--- Start Data rows ---

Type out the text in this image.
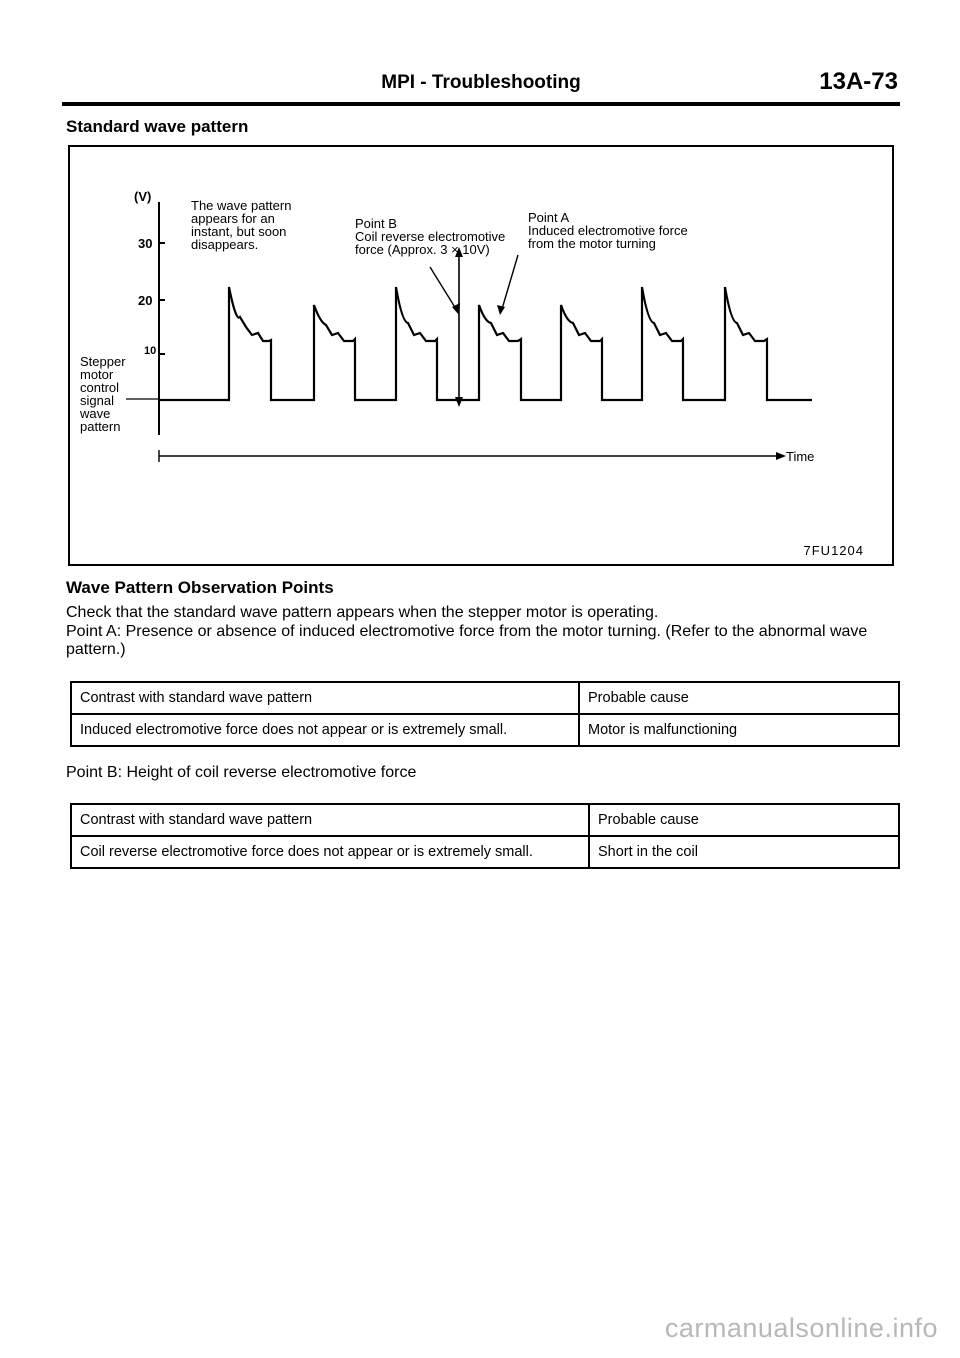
MPI - Troubleshooting	13A-73
Standard wave pattern
(V)
30
20
10
Stepper
motor
control
signal
wave
pattern
Time
The wave pattern
appears for an
instant, but soon
disappears.
Point B
Coil reverse electromotive
force (Approx. 3 × 10V)
Point A
Induced electromotive force
from the motor turning
7FU1204
Wave Pattern Observation Points
Check that the standard wave pattern appears when the stepper motor is operating.
Point A: Presence or absence of induced electromotive force from the motor turning. (Refer to the abnormal wave pattern.)
Contrast with standard wave pattern	Probable cause
Induced electromotive force does not appear or is extremely small.	Motor is malfunctioning
Point B: Height of coil reverse electromotive force
Contrast with standard wave pattern	Probable cause
Coil reverse electromotive force does not appear or is extremely small.	Short in the coil
carmanualsonline.info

--- End Data rows ---

Write out each entry exactly as given, omitting any picture.

**Task answer:**
Type out the text in this image.
MPI - Troubleshooting	13A-73
Standard wave pattern
(V)
30
20
10
Stepper
motor
control
signal
wave
pattern
Time
The wave pattern
appears for an
instant, but soon
disappears.
Point B
Coil reverse electromotive
force (Approx. 3 × 10V)
Point A
Induced electromotive force
from the motor turning
7FU1204
Wave Pattern Observation Points
Check that the standard wave pattern appears when the stepper motor is operating.
Point A: Presence or absence of induced electromotive force from the motor turning. (Refer to the abnormal wave pattern.)
Contrast with standard wave pattern	Probable cause
Induced electromotive force does not appear or is extremely small.	Motor is malfunctioning
Point B: Height of coil reverse electromotive force
Contrast with standard wave pattern	Probable cause
Coil reverse electromotive force does not appear or is extremely small.	Short in the coil
carmanualsonline.info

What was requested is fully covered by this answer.